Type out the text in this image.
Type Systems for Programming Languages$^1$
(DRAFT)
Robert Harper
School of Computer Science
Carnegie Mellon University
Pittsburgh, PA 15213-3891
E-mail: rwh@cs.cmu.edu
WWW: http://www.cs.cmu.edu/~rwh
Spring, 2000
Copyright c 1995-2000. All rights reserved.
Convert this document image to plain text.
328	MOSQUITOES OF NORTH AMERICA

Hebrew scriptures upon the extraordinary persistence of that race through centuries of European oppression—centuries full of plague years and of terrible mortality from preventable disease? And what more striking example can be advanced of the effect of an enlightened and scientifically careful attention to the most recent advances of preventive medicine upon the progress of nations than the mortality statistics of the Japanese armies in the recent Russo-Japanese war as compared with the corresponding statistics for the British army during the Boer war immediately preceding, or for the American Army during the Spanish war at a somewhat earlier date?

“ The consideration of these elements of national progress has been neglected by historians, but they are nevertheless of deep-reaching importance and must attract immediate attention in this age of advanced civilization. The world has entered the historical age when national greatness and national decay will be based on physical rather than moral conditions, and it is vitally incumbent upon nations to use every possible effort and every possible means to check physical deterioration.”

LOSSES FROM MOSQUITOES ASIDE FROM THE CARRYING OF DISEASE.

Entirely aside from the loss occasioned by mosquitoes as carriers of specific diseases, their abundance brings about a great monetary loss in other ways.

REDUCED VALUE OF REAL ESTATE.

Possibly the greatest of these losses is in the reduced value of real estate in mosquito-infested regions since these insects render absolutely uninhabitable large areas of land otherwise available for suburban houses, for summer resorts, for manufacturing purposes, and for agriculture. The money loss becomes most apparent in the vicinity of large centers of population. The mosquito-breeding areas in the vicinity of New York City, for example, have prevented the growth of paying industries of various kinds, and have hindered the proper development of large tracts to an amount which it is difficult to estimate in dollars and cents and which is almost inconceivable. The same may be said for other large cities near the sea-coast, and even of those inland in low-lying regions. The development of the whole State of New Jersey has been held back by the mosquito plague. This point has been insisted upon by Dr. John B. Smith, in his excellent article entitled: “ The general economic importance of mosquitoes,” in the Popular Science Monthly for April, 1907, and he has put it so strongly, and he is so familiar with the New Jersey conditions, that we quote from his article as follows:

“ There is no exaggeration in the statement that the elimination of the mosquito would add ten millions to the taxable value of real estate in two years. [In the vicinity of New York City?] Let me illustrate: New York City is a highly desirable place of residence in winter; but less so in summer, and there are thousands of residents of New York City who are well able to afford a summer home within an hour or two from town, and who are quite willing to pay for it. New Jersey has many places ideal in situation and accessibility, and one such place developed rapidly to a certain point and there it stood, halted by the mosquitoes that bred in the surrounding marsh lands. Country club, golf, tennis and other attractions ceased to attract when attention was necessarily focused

= = = =

**GOAL:**
In the records above, locate the lines holding the word "image". Copy each of them.

**ANSWER TO THE PROBLEM:**
Type out the text in this image.
Convert this document image to plain text.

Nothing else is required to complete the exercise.